## TASK TO COMPLETE
Please retype the records below exactly, leaving out any pictures.

===============

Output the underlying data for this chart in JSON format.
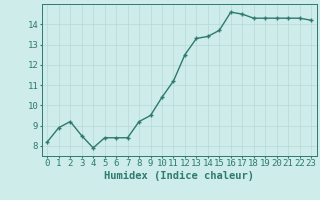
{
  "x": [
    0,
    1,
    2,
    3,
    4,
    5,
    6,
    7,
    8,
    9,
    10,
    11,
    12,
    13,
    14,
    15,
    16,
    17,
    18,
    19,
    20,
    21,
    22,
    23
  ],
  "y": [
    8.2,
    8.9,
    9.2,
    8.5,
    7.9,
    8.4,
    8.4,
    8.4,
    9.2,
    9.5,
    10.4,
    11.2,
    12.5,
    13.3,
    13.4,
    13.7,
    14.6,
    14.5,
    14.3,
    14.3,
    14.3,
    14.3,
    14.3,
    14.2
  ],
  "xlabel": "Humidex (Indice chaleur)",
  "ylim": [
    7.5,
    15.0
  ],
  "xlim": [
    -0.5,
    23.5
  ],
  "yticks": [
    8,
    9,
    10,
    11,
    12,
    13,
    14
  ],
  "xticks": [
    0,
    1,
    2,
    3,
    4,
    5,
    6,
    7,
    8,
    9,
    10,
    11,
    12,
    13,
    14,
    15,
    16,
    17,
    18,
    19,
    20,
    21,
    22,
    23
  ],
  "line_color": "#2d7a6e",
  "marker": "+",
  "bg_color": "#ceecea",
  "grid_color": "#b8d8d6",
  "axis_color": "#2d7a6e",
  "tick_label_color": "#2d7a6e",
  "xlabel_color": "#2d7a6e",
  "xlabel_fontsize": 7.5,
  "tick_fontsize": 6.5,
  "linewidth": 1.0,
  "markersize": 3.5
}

===============

## THE REPLY
Output the underlying data for this chart in JSON format.
{
  "x": [
    0,
    1,
    2,
    3,
    4,
    5,
    6,
    7,
    8,
    9,
    10,
    11,
    12,
    13,
    14,
    15,
    16,
    17,
    18,
    19,
    20,
    21,
    22,
    23
  ],
  "y": [
    8.2,
    8.9,
    9.2,
    8.5,
    7.9,
    8.4,
    8.4,
    8.4,
    9.2,
    9.5,
    10.4,
    11.2,
    12.5,
    13.3,
    13.4,
    13.7,
    14.6,
    14.5,
    14.3,
    14.3,
    14.3,
    14.3,
    14.3,
    14.2
  ],
  "xlabel": "Humidex (Indice chaleur)",
  "ylim": [
    7.5,
    15.0
  ],
  "xlim": [
    -0.5,
    23.5
  ],
  "yticks": [
    8,
    9,
    10,
    11,
    12,
    13,
    14
  ],
  "xticks": [
    0,
    1,
    2,
    3,
    4,
    5,
    6,
    7,
    8,
    9,
    10,
    11,
    12,
    13,
    14,
    15,
    16,
    17,
    18,
    19,
    20,
    21,
    22,
    23
  ],
  "line_color": "#2d7a6e",
  "marker": "+",
  "bg_color": "#ceecea",
  "grid_color": "#b8d8d6",
  "axis_color": "#2d7a6e",
  "tick_label_color": "#2d7a6e",
  "xlabel_color": "#2d7a6e",
  "xlabel_fontsize": 7.5,
  "tick_fontsize": 6.5,
  "linewidth": 1.0,
  "markersize": 3.5
}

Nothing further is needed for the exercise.